### What needs to be done
Output the material beneath exactly, leaving nothing out.

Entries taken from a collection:
┏━━

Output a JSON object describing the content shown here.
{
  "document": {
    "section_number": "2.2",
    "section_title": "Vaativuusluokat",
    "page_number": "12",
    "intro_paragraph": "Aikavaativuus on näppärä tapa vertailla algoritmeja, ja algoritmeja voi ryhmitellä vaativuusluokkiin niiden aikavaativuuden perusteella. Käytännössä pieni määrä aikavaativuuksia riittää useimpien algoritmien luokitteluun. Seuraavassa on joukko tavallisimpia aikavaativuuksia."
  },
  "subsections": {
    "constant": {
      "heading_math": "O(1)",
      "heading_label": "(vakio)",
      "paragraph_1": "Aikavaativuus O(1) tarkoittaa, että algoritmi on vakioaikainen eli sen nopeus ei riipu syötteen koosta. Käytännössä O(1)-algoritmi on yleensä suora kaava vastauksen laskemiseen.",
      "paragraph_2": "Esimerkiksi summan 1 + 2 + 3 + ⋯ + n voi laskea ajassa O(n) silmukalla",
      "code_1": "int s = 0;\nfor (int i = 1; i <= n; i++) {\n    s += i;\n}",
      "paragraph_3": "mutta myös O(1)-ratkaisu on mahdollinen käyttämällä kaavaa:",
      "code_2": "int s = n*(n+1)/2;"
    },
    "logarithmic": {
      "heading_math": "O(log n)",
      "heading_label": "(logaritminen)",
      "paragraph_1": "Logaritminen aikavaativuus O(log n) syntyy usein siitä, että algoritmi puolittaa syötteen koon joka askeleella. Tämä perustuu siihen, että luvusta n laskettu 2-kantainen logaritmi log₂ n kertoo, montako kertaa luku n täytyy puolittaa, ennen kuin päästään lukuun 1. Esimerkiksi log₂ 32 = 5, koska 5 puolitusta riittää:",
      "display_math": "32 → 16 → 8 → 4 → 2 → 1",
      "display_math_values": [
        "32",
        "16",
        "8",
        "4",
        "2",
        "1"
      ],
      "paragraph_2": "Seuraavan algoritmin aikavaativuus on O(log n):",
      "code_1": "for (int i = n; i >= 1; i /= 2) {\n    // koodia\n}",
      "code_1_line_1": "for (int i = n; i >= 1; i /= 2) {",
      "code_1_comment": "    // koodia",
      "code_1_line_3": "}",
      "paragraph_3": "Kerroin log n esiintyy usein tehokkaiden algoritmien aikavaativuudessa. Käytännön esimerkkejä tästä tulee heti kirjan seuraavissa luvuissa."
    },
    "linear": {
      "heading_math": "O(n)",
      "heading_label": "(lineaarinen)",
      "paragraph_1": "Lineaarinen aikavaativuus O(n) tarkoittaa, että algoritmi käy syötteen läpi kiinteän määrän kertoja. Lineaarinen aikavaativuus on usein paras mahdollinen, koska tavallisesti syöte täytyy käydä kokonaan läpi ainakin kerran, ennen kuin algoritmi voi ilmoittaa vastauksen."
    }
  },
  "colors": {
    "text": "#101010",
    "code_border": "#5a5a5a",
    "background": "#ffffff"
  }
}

┗━━

### Solution
Output a JSON object describing the content shown here.
{
  "document": {
    "section_number": "2.2",
    "section_title": "Vaativuusluokat",
    "page_number": "12",
    "intro_paragraph": "Aikavaativuus on näppärä tapa vertailla algoritmeja, ja algoritmeja voi ryhmitellä vaativuusluokkiin niiden aikavaativuuden perusteella. Käytännössä pieni määrä aikavaativuuksia riittää useimpien algoritmien luokitteluun. Seuraavassa on joukko tavallisimpia aikavaativuuksia."
  },
  "subsections": {
    "constant": {
      "heading_math": "O(1)",
      "heading_label": "(vakio)",
      "paragraph_1": "Aikavaativuus O(1) tarkoittaa, että algoritmi on vakioaikainen eli sen nopeus ei riipu syötteen koosta. Käytännössä O(1)-algoritmi on yleensä suora kaava vastauksen laskemiseen.",
      "paragraph_2": "Esimerkiksi summan 1 + 2 + 3 + ⋯ + n voi laskea ajassa O(n) silmukalla",
      "code_1": "int s = 0;\nfor (int i = 1; i <= n; i++) {\n    s += i;\n}",
      "paragraph_3": "mutta myös O(1)-ratkaisu on mahdollinen käyttämällä kaavaa:",
      "code_2": "int s = n*(n+1)/2;"
    },
    "logarithmic": {
      "heading_math": "O(log n)",
      "heading_label": "(logaritminen)",
      "paragraph_1": "Logaritminen aikavaativuus O(log n) syntyy usein siitä, että algoritmi puolittaa syötteen koon joka askeleella. Tämä perustuu siihen, että luvusta n laskettu 2-kantainen logaritmi log₂ n kertoo, montako kertaa luku n täytyy puolittaa, ennen kuin päästään lukuun 1. Esimerkiksi log₂ 32 = 5, koska 5 puolitusta riittää:",
      "display_math": "32 → 16 → 8 → 4 → 2 → 1",
      "display_math_values": [
        "32",
        "16",
        "8",
        "4",
        "2",
        "1"
      ],
      "paragraph_2": "Seuraavan algoritmin aikavaativuus on O(log n):",
      "code_1": "for (int i = n; i >= 1; i /= 2) {\n    // koodia\n}",
      "code_1_line_1": "for (int i = n; i >= 1; i /= 2) {",
      "code_1_comment": "    // koodia",
      "code_1_line_3": "}",
      "paragraph_3": "Kerroin log n esiintyy usein tehokkaiden algoritmien aikavaativuudessa. Käytännön esimerkkejä tästä tulee heti kirjan seuraavissa luvuissa."
    },
    "linear": {
      "heading_math": "O(n)",
      "heading_label": "(lineaarinen)",
      "paragraph_1": "Lineaarinen aikavaativuus O(n) tarkoittaa, että algoritmi käy syötteen läpi kiinteän määrän kertoja. Lineaarinen aikavaativuus on usein paras mahdollinen, koska tavallisesti syöte täytyy käydä kokonaan läpi ainakin kerran, ennen kuin algoritmi voi ilmoittaa vastauksen."
    }
  },
  "colors": {
    "text": "#101010",
    "code_border": "#5a5a5a",
    "background": "#ffffff"
  }
}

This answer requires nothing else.